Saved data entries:

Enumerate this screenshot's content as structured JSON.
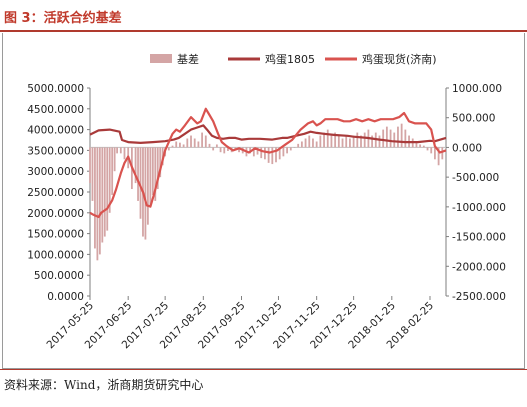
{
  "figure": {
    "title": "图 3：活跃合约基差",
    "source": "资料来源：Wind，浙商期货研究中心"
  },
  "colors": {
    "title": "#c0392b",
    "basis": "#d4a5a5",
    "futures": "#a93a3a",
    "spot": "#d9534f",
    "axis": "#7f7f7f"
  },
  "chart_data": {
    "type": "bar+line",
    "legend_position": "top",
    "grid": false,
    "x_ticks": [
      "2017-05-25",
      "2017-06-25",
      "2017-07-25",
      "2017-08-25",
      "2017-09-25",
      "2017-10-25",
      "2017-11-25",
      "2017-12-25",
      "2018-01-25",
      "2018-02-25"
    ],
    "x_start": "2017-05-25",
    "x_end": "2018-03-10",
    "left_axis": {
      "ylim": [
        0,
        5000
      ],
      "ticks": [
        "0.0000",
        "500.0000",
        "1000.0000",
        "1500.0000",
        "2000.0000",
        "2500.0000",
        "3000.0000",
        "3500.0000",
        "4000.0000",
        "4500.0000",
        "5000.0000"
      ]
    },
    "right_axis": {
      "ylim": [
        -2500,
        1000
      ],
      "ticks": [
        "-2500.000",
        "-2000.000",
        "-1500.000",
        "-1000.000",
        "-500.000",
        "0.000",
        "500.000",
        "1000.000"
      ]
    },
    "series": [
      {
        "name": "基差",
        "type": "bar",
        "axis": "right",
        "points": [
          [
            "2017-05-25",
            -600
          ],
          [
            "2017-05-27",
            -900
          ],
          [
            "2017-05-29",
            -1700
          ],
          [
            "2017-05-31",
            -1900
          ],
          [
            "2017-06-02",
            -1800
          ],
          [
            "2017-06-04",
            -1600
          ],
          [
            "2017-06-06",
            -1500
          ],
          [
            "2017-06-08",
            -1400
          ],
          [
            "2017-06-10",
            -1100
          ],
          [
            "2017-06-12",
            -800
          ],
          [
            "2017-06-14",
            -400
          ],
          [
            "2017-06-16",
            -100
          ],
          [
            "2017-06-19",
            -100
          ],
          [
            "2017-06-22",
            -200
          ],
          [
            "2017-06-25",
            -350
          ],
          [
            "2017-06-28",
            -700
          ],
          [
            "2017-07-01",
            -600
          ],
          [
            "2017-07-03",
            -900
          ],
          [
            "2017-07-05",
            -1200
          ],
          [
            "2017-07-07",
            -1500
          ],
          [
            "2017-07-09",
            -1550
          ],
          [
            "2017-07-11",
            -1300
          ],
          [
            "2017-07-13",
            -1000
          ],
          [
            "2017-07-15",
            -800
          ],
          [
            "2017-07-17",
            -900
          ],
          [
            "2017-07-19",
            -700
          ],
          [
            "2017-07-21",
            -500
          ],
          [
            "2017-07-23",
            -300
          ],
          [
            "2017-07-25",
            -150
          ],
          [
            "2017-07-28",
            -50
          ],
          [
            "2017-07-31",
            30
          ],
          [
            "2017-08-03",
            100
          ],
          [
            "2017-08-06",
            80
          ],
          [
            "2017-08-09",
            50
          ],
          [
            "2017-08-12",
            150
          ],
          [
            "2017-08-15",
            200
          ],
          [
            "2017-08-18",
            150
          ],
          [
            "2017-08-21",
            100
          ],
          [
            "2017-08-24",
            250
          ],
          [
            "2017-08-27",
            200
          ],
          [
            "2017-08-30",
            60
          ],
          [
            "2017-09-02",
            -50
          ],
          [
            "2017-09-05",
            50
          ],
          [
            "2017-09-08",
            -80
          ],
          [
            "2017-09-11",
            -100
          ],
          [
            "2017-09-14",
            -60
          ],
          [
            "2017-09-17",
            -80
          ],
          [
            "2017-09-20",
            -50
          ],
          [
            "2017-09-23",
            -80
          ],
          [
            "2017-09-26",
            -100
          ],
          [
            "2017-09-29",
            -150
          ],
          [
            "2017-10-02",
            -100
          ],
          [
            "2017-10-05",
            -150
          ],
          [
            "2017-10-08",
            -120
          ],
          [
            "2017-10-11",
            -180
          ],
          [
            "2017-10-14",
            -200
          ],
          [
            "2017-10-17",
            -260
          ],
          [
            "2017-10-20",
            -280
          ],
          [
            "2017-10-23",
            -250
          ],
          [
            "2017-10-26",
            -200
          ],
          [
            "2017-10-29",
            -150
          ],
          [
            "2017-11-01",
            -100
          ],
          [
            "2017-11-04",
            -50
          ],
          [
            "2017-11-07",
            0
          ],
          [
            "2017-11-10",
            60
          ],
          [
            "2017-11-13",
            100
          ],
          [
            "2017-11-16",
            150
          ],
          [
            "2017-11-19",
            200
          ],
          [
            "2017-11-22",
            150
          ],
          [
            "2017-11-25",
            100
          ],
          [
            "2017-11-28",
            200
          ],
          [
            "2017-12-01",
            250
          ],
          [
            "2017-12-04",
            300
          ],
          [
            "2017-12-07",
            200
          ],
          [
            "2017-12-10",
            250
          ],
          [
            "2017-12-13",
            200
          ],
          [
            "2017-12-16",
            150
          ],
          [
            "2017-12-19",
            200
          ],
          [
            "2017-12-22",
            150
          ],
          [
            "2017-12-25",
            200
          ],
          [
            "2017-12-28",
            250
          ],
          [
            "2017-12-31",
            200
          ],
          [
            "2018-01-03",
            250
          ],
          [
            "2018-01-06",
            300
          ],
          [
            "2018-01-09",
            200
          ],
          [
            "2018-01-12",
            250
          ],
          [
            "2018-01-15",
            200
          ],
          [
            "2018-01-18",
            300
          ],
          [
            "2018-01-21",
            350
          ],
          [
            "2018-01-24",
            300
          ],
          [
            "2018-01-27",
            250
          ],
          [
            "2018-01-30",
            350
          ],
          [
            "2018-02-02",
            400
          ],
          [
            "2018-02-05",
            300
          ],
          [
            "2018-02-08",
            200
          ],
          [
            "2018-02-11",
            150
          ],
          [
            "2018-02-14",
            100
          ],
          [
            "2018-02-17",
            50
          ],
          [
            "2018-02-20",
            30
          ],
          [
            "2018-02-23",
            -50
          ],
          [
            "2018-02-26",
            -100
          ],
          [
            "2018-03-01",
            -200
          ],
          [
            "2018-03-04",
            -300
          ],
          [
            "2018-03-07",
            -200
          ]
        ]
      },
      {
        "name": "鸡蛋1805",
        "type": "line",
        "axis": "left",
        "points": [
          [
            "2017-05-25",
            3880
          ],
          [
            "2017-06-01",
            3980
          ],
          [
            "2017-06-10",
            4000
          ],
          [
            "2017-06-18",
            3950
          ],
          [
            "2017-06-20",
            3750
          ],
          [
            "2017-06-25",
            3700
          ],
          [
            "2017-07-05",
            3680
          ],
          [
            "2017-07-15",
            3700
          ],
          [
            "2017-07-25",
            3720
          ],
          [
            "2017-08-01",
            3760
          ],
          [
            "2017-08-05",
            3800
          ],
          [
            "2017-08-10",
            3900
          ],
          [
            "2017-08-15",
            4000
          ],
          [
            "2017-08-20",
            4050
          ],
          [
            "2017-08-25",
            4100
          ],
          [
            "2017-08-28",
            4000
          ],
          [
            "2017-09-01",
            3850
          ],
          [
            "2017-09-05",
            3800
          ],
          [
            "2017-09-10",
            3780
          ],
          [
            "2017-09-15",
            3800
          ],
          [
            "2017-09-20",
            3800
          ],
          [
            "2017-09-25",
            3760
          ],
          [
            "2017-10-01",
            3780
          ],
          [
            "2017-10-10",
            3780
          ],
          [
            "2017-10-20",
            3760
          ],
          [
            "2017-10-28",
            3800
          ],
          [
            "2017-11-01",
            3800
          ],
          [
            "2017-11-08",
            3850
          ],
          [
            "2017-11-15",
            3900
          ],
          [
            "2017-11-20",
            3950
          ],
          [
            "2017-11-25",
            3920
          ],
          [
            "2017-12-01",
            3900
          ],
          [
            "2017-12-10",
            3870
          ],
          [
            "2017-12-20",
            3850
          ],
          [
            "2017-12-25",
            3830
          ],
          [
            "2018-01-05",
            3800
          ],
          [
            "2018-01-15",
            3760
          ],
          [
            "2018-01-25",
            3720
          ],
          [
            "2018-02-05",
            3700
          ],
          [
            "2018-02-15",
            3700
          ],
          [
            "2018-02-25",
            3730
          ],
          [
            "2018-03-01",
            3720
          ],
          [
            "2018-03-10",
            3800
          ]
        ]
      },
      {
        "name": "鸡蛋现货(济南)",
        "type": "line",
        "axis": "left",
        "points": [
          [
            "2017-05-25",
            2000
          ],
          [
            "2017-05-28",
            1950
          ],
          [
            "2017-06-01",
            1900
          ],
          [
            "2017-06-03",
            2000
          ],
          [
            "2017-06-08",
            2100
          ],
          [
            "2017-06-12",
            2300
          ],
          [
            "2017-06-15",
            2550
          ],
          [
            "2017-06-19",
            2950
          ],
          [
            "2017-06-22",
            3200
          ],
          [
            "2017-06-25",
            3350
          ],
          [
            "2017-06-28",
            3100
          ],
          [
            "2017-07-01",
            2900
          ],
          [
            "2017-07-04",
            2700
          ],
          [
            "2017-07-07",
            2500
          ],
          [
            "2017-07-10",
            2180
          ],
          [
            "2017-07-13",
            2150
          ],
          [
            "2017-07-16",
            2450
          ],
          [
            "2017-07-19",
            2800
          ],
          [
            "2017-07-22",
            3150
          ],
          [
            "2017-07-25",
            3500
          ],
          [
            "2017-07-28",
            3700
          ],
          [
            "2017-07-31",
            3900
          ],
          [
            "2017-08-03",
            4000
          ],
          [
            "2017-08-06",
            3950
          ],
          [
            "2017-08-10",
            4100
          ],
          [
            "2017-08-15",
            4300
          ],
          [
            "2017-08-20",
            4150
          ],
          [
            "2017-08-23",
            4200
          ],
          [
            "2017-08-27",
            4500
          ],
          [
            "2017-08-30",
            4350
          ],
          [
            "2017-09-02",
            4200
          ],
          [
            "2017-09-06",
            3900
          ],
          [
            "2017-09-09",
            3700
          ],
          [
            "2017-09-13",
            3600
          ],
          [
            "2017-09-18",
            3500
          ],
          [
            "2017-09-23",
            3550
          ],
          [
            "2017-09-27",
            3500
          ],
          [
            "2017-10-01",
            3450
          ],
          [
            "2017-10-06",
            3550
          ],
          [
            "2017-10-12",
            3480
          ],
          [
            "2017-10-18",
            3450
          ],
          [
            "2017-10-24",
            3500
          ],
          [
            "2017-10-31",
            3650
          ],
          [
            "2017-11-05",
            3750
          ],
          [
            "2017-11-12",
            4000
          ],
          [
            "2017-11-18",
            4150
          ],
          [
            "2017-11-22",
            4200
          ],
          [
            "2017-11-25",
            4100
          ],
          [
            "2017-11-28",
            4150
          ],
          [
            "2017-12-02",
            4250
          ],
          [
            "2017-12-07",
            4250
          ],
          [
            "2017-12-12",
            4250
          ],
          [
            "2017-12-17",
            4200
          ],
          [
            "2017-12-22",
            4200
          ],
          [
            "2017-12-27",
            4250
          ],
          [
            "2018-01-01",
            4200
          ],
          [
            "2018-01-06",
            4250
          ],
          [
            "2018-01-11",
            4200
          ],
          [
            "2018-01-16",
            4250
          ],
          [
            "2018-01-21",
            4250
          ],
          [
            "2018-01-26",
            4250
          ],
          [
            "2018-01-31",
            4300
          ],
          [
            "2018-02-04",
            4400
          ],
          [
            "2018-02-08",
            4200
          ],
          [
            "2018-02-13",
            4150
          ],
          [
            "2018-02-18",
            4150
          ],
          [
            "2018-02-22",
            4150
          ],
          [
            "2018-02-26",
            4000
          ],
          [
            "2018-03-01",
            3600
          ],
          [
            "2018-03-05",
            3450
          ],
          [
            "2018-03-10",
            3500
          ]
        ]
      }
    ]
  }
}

--

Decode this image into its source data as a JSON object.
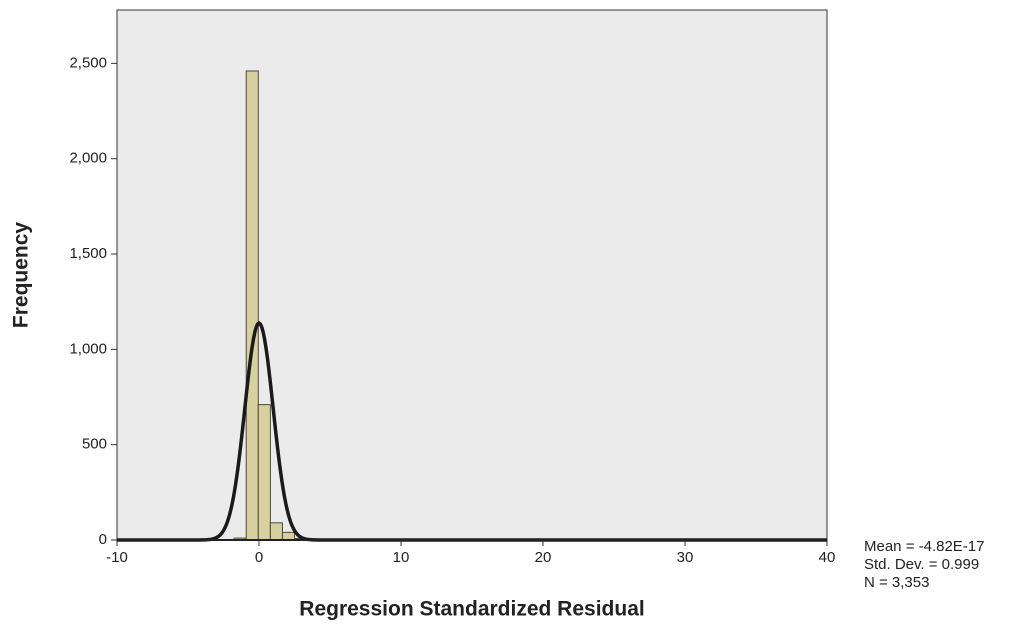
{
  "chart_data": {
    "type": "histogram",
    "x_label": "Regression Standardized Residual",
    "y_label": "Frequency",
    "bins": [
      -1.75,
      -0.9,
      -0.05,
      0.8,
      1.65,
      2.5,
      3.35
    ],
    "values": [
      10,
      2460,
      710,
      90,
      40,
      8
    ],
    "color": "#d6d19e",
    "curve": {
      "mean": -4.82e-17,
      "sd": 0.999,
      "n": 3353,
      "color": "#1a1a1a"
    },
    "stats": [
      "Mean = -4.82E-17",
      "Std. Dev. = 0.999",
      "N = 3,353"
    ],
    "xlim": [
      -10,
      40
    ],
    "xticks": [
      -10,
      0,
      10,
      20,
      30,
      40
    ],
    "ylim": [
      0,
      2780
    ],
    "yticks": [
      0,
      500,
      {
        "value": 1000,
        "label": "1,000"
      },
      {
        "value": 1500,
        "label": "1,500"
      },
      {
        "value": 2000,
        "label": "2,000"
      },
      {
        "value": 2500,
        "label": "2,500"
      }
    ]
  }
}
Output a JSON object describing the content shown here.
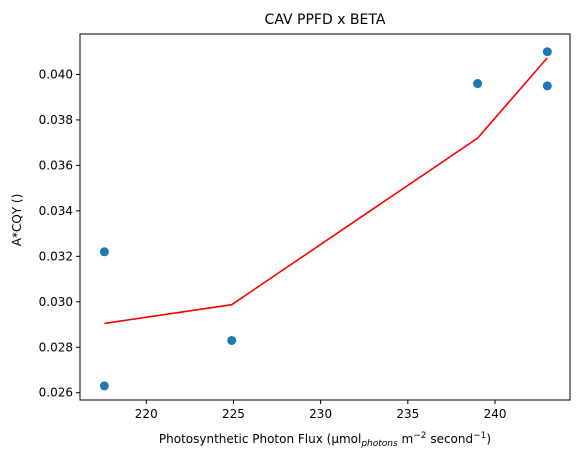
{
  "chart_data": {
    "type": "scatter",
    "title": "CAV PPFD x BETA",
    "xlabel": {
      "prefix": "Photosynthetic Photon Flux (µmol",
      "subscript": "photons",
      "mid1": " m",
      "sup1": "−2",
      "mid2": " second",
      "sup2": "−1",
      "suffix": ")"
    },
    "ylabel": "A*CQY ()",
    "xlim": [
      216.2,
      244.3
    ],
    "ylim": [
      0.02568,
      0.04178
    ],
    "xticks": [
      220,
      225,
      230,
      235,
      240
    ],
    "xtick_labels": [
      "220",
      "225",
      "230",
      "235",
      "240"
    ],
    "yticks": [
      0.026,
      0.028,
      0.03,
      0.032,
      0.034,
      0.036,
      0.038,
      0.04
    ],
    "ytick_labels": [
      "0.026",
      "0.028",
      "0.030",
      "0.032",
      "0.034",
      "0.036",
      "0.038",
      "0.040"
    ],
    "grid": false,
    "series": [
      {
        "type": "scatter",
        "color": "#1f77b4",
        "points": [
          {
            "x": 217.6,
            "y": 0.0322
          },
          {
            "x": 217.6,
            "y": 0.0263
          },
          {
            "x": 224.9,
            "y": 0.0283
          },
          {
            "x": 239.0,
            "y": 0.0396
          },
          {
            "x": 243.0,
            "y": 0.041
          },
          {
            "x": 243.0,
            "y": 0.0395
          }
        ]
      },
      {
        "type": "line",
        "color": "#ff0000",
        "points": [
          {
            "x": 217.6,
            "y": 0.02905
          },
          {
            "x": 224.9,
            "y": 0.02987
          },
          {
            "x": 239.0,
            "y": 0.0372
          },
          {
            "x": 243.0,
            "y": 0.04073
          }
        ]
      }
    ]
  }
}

Aim: Check the data for the word "content" and pull out the lines that have it.

Full output:
Enumerate this screenshot's content as structured JSON.
Output a JSON object describing the content shown here.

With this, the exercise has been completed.